## RECORDED DATA
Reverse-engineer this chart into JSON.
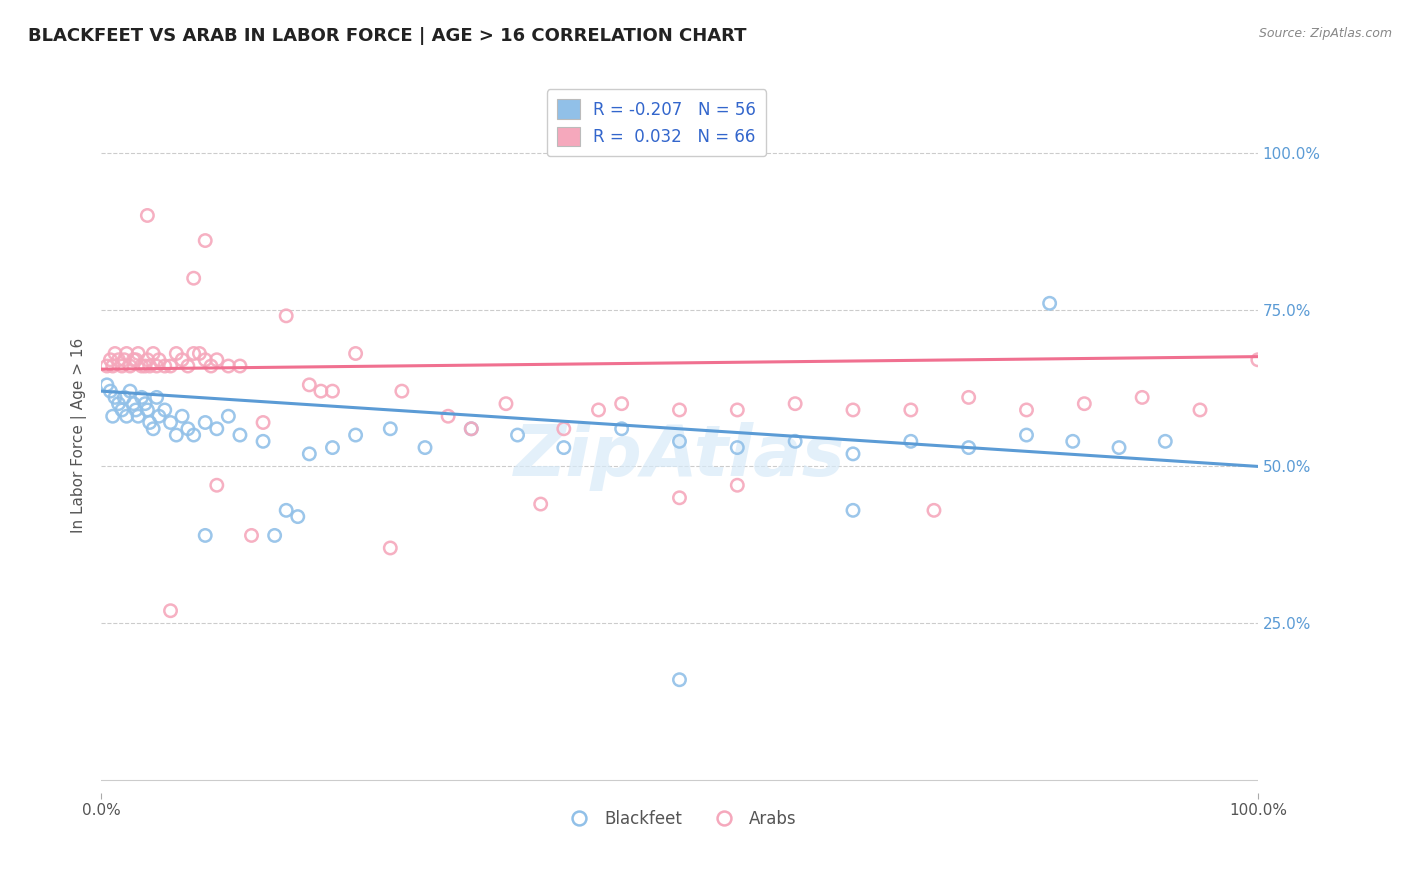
{
  "title": "BLACKFEET VS ARAB IN LABOR FORCE | AGE > 16 CORRELATION CHART",
  "source": "Source: ZipAtlas.com",
  "ylabel": "In Labor Force | Age > 16",
  "xlim": [
    0.0,
    1.0
  ],
  "ylim": [
    -0.02,
    1.12
  ],
  "y_ticks_right": [
    0.25,
    0.5,
    0.75,
    1.0
  ],
  "y_tick_labels_right": [
    "25.0%",
    "50.0%",
    "75.0%",
    "100.0%"
  ],
  "blue_color": "#91C0E8",
  "pink_color": "#F5A8BC",
  "blue_line_color": "#5B9BD5",
  "pink_line_color": "#F07090",
  "legend_blue_label": "R = -0.207   N = 56",
  "legend_pink_label": "R =  0.032   N = 66",
  "legend_title_blue": "Blackfeet",
  "legend_title_pink": "Arabs",
  "R_blue": -0.207,
  "R_pink": 0.032,
  "N_blue": 56,
  "N_pink": 66,
  "watermark": "ZipAtlas",
  "blue_intercept": 0.62,
  "blue_slope": -0.12,
  "pink_intercept": 0.655,
  "pink_slope": 0.02,
  "blue_x": [
    0.005,
    0.008,
    0.01,
    0.012,
    0.015,
    0.018,
    0.02,
    0.022,
    0.025,
    0.028,
    0.03,
    0.032,
    0.035,
    0.038,
    0.04,
    0.042,
    0.045,
    0.048,
    0.05,
    0.055,
    0.06,
    0.065,
    0.07,
    0.075,
    0.08,
    0.09,
    0.1,
    0.11,
    0.12,
    0.14,
    0.16,
    0.18,
    0.2,
    0.22,
    0.25,
    0.28,
    0.32,
    0.36,
    0.4,
    0.45,
    0.5,
    0.55,
    0.6,
    0.65,
    0.7,
    0.75,
    0.8,
    0.84,
    0.88,
    0.92,
    0.15,
    0.17,
    0.09,
    0.5,
    0.65,
    0.82
  ],
  "blue_y": [
    0.63,
    0.62,
    0.58,
    0.61,
    0.6,
    0.59,
    0.61,
    0.58,
    0.62,
    0.6,
    0.59,
    0.58,
    0.61,
    0.6,
    0.59,
    0.57,
    0.56,
    0.61,
    0.58,
    0.59,
    0.57,
    0.55,
    0.58,
    0.56,
    0.55,
    0.57,
    0.56,
    0.58,
    0.55,
    0.54,
    0.43,
    0.52,
    0.53,
    0.55,
    0.56,
    0.53,
    0.56,
    0.55,
    0.53,
    0.56,
    0.54,
    0.53,
    0.54,
    0.52,
    0.54,
    0.53,
    0.55,
    0.54,
    0.53,
    0.54,
    0.39,
    0.42,
    0.39,
    0.16,
    0.43,
    0.76
  ],
  "pink_x": [
    0.005,
    0.008,
    0.01,
    0.012,
    0.015,
    0.018,
    0.02,
    0.022,
    0.025,
    0.028,
    0.03,
    0.032,
    0.035,
    0.038,
    0.04,
    0.042,
    0.045,
    0.048,
    0.05,
    0.055,
    0.06,
    0.065,
    0.07,
    0.075,
    0.08,
    0.085,
    0.09,
    0.095,
    0.1,
    0.11,
    0.12,
    0.14,
    0.16,
    0.18,
    0.2,
    0.22,
    0.26,
    0.3,
    0.35,
    0.4,
    0.45,
    0.5,
    0.55,
    0.6,
    0.65,
    0.7,
    0.75,
    0.8,
    0.85,
    0.9,
    0.95,
    1.0,
    0.55,
    0.25,
    0.13,
    0.06,
    0.08,
    0.09,
    0.5,
    0.43,
    0.38,
    0.32,
    0.72,
    0.04,
    0.1,
    0.19
  ],
  "pink_y": [
    0.66,
    0.67,
    0.66,
    0.68,
    0.67,
    0.66,
    0.67,
    0.68,
    0.66,
    0.67,
    0.67,
    0.68,
    0.66,
    0.66,
    0.67,
    0.66,
    0.68,
    0.66,
    0.67,
    0.66,
    0.66,
    0.68,
    0.67,
    0.66,
    0.68,
    0.68,
    0.67,
    0.66,
    0.67,
    0.66,
    0.66,
    0.57,
    0.74,
    0.63,
    0.62,
    0.68,
    0.62,
    0.58,
    0.6,
    0.56,
    0.6,
    0.59,
    0.47,
    0.6,
    0.59,
    0.59,
    0.61,
    0.59,
    0.6,
    0.61,
    0.59,
    0.67,
    0.59,
    0.37,
    0.39,
    0.27,
    0.8,
    0.86,
    0.45,
    0.59,
    0.44,
    0.56,
    0.43,
    0.9,
    0.47,
    0.62
  ],
  "background_color": "#FFFFFF",
  "grid_color": "#CCCCCC"
}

## WRITTEN EXERCISE
Take every line above carrying "ZipAtlas" and return it.

## SOLUTION TO THE EXERCISE
  "source": "Source: ZipAtlas.com",
  "watermark": "ZipAtlas",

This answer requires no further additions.